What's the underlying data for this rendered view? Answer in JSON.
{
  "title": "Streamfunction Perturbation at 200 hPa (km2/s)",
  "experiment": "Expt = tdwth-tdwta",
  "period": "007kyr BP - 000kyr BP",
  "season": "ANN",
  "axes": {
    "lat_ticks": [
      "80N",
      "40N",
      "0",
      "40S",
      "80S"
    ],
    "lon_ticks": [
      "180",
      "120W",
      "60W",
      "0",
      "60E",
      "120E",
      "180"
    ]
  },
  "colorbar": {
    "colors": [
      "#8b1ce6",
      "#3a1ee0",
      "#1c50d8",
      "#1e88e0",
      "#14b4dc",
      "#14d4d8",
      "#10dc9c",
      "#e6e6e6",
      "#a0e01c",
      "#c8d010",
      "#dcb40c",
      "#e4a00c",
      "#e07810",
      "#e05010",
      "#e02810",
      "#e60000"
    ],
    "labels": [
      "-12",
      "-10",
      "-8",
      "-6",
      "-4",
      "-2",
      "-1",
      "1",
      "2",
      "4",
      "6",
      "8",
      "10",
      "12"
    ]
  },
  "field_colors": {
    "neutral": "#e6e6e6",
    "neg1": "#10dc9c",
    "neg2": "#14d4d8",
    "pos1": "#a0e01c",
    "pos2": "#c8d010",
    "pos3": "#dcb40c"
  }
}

----------

*DIRECTIONS FOR THIS TASK*
Transcribe every entry exactly.

*OUTPUT OF THE TASK*
What's the underlying data for this rendered view? Answer in JSON.
{
  "title": "Streamfunction Perturbation at 200 hPa (km2/s)",
  "experiment": "Expt = tdwth-tdwta",
  "period": "007kyr BP - 000kyr BP",
  "season": "ANN",
  "axes": {
    "lat_ticks": [
      "80N",
      "40N",
      "0",
      "40S",
      "80S"
    ],
    "lon_ticks": [
      "180",
      "120W",
      "60W",
      "0",
      "60E",
      "120E",
      "180"
    ]
  },
  "colorbar": {
    "colors": [
      "#8b1ce6",
      "#3a1ee0",
      "#1c50d8",
      "#1e88e0",
      "#14b4dc",
      "#14d4d8",
      "#10dc9c",
      "#e6e6e6",
      "#a0e01c",
      "#c8d010",
      "#dcb40c",
      "#e4a00c",
      "#e07810",
      "#e05010",
      "#e02810",
      "#e60000"
    ],
    "labels": [
      "-12",
      "-10",
      "-8",
      "-6",
      "-4",
      "-2",
      "-1",
      "1",
      "2",
      "4",
      "6",
      "8",
      "10",
      "12"
    ]
  },
  "field_colors": {
    "neutral": "#e6e6e6",
    "neg1": "#10dc9c",
    "neg2": "#14d4d8",
    "pos1": "#a0e01c",
    "pos2": "#c8d010",
    "pos3": "#dcb40c"
  }
}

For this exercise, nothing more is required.